• **TÂCHES À RÉALISER**:
• 1. Résumez le texte sur la souffrance en deux phrases.
• 2. Reformulez sous forme de liste le paragraphe du texte sur la souffrance qui commence par « Pourtant, après la parole », en conservant ses faits principaux.

Demain, c'est dimanche

17.09.2006 / La souffrance

Le cardinal de Lubac disait : « Toute souffrance est unique, - et toute souffrance est commune. Il me faut redire la seconde vérité quand je souffre, - et la première quand je vois souffrir les autres. » Ainsi la souffrance est-elle si intime qu'il est bien difficile d'en parler et si universelle que chacun sait ce qu'elle est et en veut une explication. Aussi les Écritures l'abordent-elles et lui donnent une espérance et un sens. Jésus, le Verbe de Dieu, lui aussi, annonce sa passion et sa mort qu'il vit et éclaire par sa résurrection. Pourtant, lorsque je souffre combien je suis sourd à la parole de Dieu. Quand une peine m'afflige, combien je me sens abandonner de Jésus, même en son Vendredi Saint.

Mais, ne faisons pas l'économie d'une réflexion. Bien que toute souffrance soit unique, osons après le prophète Isaïe, après le Christ aborder cette réalité si douloureuse dans sa banalité même. Pourquoi est-ce que je souffre ? Donnons un sens à notre douleur, disons-le et vivons-en – ce qui est de loin le plus difficile.

D'abord, remarquons qu'avant toute souffrance Dieu ouvre l'oreille de son disciple. Après la profession de saint Pierre : « Tu es le Messie », Jésus révèle aux apôtres que c'est les tourments qui l'attendent, puis confie à la foule que c'est en perdant sa vie pour lui et pour l'Évangile qu'on la gagne.

Pourtant, après la parole, le silence. Après le Verbe de Dieu, la croix. Saint Pierre, instruit de tout, veut empêcher le Seigneur de subir le Calvaire. Mais, Jésus, parce qu'il assume toute la peine du monde comme Sauveur, y monte comme un homme, seul. Dieu ne subit pas la passion comme une expérience universelle, mais comme une réalité intime, seul chemin vers la véritable rédemption.

(Entrées de données enregistrées)
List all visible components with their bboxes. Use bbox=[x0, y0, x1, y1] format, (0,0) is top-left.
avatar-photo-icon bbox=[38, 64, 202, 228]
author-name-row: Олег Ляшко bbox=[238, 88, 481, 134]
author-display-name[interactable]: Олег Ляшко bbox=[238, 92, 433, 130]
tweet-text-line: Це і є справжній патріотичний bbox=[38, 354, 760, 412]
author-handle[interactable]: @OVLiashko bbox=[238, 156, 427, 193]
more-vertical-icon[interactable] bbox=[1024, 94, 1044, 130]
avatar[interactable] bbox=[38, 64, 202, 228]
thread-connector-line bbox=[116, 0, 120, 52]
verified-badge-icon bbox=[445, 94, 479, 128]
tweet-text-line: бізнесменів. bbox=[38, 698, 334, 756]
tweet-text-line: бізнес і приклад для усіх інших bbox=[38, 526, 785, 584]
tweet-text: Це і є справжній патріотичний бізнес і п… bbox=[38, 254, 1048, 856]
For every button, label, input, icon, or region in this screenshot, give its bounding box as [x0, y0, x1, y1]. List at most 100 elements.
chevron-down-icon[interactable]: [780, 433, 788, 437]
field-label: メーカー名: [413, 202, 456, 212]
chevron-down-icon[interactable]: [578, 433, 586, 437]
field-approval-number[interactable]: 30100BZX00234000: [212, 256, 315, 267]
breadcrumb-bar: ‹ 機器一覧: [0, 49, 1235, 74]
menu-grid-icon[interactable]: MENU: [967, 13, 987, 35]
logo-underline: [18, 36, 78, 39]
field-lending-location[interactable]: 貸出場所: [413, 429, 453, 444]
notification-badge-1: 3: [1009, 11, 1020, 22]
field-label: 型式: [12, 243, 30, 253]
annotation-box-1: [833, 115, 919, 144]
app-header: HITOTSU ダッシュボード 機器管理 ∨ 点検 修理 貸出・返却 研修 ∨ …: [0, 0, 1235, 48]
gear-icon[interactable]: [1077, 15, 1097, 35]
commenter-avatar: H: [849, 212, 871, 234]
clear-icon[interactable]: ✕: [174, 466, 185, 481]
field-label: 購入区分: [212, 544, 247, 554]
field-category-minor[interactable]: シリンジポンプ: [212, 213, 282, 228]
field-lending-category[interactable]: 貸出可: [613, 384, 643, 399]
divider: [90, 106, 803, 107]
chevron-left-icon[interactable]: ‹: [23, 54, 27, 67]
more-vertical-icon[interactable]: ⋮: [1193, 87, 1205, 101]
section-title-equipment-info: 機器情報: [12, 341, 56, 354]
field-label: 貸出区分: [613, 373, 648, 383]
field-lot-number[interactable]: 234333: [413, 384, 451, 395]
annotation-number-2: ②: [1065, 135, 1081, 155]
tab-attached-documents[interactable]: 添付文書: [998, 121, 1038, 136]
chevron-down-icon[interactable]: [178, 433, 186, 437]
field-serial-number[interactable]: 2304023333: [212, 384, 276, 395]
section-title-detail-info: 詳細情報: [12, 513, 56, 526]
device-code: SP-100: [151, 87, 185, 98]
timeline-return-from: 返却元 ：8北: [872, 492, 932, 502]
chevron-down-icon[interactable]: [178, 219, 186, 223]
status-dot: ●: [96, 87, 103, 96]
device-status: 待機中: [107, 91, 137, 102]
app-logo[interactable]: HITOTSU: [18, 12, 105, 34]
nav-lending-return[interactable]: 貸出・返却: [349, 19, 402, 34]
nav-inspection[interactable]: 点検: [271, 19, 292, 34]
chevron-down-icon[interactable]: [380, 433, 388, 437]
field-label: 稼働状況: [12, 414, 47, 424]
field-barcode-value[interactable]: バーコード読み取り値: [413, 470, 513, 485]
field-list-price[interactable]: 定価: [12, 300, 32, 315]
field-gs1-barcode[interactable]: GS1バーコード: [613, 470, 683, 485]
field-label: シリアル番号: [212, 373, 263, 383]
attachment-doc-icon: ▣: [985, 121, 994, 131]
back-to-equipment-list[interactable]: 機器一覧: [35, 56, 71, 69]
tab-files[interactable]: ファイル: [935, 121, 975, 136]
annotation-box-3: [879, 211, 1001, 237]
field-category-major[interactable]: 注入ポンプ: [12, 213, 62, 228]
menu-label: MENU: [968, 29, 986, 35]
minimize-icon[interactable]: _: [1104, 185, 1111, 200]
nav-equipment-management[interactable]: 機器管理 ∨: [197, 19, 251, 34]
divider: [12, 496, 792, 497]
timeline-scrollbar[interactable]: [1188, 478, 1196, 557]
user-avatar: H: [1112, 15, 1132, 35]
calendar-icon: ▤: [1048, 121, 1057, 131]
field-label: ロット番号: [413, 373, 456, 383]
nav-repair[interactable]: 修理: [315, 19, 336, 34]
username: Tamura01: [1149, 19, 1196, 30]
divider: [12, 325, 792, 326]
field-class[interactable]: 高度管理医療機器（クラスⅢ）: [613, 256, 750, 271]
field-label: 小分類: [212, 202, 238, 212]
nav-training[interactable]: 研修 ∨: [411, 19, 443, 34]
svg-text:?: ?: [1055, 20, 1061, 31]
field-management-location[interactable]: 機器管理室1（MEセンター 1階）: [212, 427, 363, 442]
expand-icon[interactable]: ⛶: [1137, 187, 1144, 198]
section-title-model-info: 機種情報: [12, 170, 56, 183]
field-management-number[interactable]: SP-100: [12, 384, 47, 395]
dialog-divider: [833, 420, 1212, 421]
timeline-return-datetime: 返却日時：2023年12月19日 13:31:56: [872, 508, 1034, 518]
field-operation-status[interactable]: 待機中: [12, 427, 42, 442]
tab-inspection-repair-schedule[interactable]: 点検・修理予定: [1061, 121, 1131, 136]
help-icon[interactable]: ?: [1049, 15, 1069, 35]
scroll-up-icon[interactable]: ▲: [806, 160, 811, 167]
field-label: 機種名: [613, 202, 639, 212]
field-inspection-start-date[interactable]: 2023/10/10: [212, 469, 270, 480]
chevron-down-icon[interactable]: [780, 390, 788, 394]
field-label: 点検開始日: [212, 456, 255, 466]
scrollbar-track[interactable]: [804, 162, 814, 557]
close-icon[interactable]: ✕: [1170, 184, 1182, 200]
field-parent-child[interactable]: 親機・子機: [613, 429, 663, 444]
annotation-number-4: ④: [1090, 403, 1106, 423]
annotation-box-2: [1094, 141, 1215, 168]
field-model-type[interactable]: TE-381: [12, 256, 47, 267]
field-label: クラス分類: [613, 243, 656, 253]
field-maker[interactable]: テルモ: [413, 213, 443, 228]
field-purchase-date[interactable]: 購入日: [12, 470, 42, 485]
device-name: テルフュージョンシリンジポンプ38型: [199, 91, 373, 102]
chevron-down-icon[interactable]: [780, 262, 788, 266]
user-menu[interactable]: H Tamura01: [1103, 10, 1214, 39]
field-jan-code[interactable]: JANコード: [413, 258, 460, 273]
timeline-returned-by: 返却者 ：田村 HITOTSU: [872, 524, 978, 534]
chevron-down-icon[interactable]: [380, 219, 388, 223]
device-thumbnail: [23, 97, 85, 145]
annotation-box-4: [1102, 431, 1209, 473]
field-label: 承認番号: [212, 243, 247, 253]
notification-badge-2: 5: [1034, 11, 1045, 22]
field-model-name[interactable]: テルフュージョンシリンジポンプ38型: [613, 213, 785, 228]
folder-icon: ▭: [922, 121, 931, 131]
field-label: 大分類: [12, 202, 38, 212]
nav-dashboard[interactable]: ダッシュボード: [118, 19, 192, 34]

• **RÉPONSES PAR ENTRÉE**:
• 1. Citant le cardinal de Lubac, le texte sur la souffrance la décrit comme à la fois unique et commune : si intime qu'il est difficile d'en parler, si universelle que chacun en veut une explication. Il invite à donner un sens à la douleur et rappelle que Jésus, après avoir annoncé sa passion, monte seul au Calvaire et subit la passion comme une réalité intime, seul chemin vers la véritable rédemption.

• 2.
- Après la parole vient le silence, et après le Verbe de Dieu, la croix.
- Saint Pierre, instruit de tout, veut empêcher le Seigneur de subir le Calvaire.
- Jésus assume toute la peine du monde comme Sauveur et y monte seul, comme un homme.
- Dieu ne subit pas la passion comme une expérience universelle, mais comme une réalité intime, seul chemin vers la véritable rédemption.